This post is the first in a series by Canary customers where they detail how they integrated Canaries and Canarytokens into their security practice. This series hopes to showcase how organizations of varying sizes and structures deployed and acted on alerts to improve the security of their networks. Casey Smith recently joined Thinkst Labs, today he’s sharing his experiences with Canaries and Canarytokens from his previous role as a customer.
Prior to joining Thinkst, I worked for a number of years as the Principal analyst on a security team at an organization of ~3500 people with a highly regulated security practice. Our team was responsible for several systems: Email, Web Application, Proxy Server, Host based EDR, Application Control, Security Analytics, as well as Incident Response, internal testing and penetration testing. I would consider our team a fairly mature security team, with lots of tools, software, and telemetry to inform our security response. We found that Canaries detected activity that our other tooling and telemetry did not.

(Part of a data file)
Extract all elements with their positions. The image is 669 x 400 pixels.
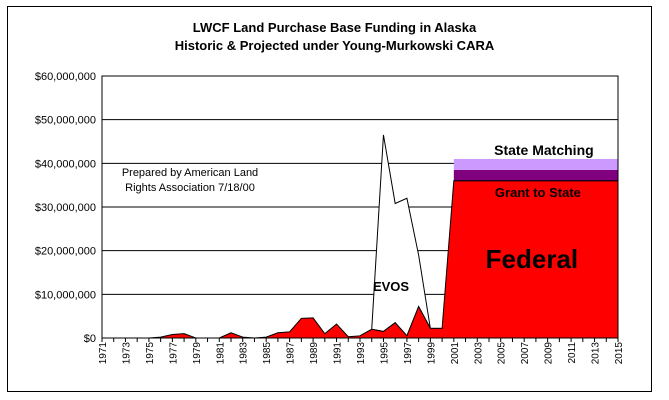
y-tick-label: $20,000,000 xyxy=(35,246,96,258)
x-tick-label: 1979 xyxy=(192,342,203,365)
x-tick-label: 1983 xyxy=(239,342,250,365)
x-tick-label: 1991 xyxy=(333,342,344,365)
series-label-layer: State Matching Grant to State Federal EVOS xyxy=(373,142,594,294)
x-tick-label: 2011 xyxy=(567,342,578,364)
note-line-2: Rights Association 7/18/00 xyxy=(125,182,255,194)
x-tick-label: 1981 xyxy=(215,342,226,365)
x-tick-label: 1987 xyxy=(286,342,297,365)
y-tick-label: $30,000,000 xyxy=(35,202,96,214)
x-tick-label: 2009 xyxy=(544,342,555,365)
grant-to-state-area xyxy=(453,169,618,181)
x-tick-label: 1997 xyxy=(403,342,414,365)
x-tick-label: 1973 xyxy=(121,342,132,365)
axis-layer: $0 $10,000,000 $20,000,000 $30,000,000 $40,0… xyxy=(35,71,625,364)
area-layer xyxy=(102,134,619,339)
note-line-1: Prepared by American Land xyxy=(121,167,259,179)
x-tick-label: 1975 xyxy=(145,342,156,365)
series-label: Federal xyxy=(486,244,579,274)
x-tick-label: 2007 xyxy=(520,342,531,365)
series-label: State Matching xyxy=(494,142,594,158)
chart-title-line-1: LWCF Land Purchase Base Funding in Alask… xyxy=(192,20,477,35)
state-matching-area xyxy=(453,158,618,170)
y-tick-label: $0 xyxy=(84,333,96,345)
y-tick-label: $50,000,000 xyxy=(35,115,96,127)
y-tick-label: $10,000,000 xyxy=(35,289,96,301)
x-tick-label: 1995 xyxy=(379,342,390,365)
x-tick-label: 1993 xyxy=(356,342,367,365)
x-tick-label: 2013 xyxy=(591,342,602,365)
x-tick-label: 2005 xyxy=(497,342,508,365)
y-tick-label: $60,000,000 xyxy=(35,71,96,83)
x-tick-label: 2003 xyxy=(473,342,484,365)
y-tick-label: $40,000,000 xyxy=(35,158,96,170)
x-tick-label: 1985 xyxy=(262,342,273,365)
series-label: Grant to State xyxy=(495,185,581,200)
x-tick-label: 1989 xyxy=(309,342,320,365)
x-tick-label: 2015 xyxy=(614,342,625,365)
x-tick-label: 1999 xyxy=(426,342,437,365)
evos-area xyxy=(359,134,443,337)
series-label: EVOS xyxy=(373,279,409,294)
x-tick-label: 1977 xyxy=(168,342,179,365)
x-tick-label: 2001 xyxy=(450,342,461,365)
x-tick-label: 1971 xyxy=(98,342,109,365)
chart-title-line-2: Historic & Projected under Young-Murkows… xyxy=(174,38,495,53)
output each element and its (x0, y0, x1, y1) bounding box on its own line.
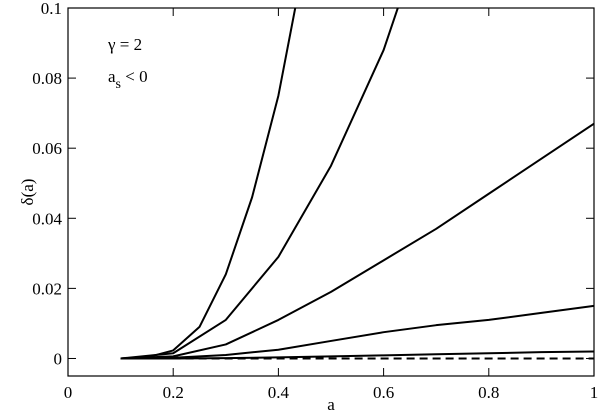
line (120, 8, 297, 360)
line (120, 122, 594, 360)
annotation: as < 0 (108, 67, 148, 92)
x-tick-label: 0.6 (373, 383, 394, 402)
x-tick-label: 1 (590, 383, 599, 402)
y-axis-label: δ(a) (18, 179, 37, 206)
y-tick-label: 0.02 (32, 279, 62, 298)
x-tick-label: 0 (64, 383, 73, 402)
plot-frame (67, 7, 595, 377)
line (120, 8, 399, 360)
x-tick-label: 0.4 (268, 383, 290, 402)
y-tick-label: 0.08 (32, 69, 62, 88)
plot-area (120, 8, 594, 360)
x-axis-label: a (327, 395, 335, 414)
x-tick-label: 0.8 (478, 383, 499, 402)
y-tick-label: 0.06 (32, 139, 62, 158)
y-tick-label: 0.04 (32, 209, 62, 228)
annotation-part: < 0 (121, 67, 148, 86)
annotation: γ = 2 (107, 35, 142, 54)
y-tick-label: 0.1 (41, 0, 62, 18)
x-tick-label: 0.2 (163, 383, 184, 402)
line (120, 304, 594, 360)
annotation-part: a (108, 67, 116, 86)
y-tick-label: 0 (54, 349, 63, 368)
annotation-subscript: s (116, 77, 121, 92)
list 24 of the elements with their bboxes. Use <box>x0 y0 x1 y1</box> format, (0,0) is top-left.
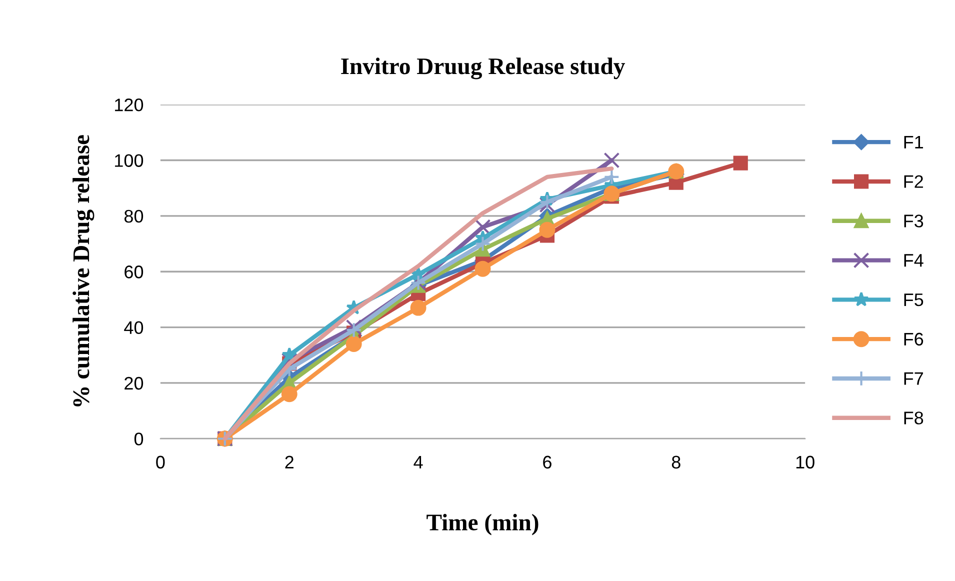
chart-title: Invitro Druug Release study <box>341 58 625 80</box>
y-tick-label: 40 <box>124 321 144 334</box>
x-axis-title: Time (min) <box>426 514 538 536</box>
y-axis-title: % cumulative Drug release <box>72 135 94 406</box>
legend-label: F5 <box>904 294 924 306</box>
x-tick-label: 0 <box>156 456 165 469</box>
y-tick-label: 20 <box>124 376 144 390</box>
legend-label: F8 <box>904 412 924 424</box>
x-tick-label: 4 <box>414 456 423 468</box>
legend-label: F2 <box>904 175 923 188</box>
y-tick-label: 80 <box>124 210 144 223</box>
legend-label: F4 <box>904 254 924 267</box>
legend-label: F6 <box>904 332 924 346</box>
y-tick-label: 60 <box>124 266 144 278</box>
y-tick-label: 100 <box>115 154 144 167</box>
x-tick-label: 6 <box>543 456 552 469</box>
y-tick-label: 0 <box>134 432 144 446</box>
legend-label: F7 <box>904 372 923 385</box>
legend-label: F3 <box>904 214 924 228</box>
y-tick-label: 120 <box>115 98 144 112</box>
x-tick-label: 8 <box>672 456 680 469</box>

- Problems to solve -
a - Retype, word for word, the passage of the post about Canaries that opens with the words "This post is" and closes with "as a customer.".
b - Repeat word for word the part of the records that opens with the line containing "y-tick-label: $20,000,000 xyxy=(35,246,96,258)" and closes with the line containing "output each element", including both of those lines.

- Task results -
a -
This post is the first in a series by Canary customers where they detail how they integrated Canaries and Canarytokens into their security practice. This series hopes to showcase how organizations of varying sizes and structures deployed and acted on alerts to improve the security of their networks. Casey Smith recently joined Thinkst Labs, today he’s sharing his experiences with Canaries and Canarytokens from his previous role as a customer.

b -
y-tick-label: $20,000,000 xyxy=(35,246,96,258)
x-tick-label: 1979 xyxy=(192,342,203,365)
x-tick-label: 1983 xyxy=(239,342,250,365)
x-tick-label: 1991 xyxy=(333,342,344,365)
series-label-layer: State Matching Grant to State Federal EVOS xyxy=(373,142,594,294)
x-tick-label: 2011 xyxy=(567,342,578,364)
note-line-2: Rights Association 7/18/00 xyxy=(125,182,255,194)
x-tick-label: 1981 xyxy=(215,342,226,365)
x-tick-label: 1987 xyxy=(286,342,297,365)
y-tick-label: $30,000,000 xyxy=(35,202,96,214)
x-tick-label: 2009 xyxy=(544,342,555,365)
grant-to-state-area xyxy=(453,169,618,181)
x-tick-label: 1997 xyxy=(403,342,414,365)
x-tick-label: 1973 xyxy=(121,342,132,365)
axis-layer: $0 $10,000,000 $20,000,000 $30,000,000 $40,0… xyxy=(35,71,625,364)
area-layer xyxy=(102,134,619,339)
note-line-1: Prepared by American Land xyxy=(121,167,259,179)
x-tick-label: 1975 xyxy=(145,342,156,365)
series-label: Federal xyxy=(486,244,579,274)
x-tick-label: 2007 xyxy=(520,342,531,365)
series-label: State Matching xyxy=(494,142,594,158)
chart-title-line-1: LWCF Land Purchase Base Funding in Alask… xyxy=(192,20,477,35)
state-matching-area xyxy=(453,158,618,170)
y-tick-label: $0 xyxy=(84,333,96,345)
y-tick-label: $50,000,000 xyxy=(35,115,96,127)
y-tick-label: $10,000,000 xyxy=(35,289,96,301)
x-tick-label: 1995 xyxy=(379,342,390,365)
x-tick-label: 1993 xyxy=(356,342,367,365)
x-tick-label: 2013 xyxy=(591,342,602,365)
x-tick-label: 2005 xyxy=(497,342,508,365)
y-tick-label: $60,000,000 xyxy=(35,71,96,83)
x-tick-label: 2003 xyxy=(473,342,484,365)
y-tick-label: $40,000,000 xyxy=(35,158,96,170)
x-tick-label: 1985 xyxy=(262,342,273,365)
series-label: Grant to State xyxy=(495,185,581,200)
x-tick-label: 1989 xyxy=(309,342,320,365)
x-tick-label: 2015 xyxy=(614,342,625,365)
x-tick-label: 1999 xyxy=(426,342,437,365)
evos-area xyxy=(359,134,443,337)
series-label: EVOS xyxy=(373,279,409,294)
x-tick-label: 1977 xyxy=(168,342,179,365)
x-tick-label: 2001 xyxy=(450,342,461,365)
x-tick-label: 1971 xyxy=(98,342,109,365)
chart-title-line-2: Historic & Projected under Young-Murkows… xyxy=(174,38,495,53)
output each element and its (x0, y0, x1, y1) bounding box on its own line.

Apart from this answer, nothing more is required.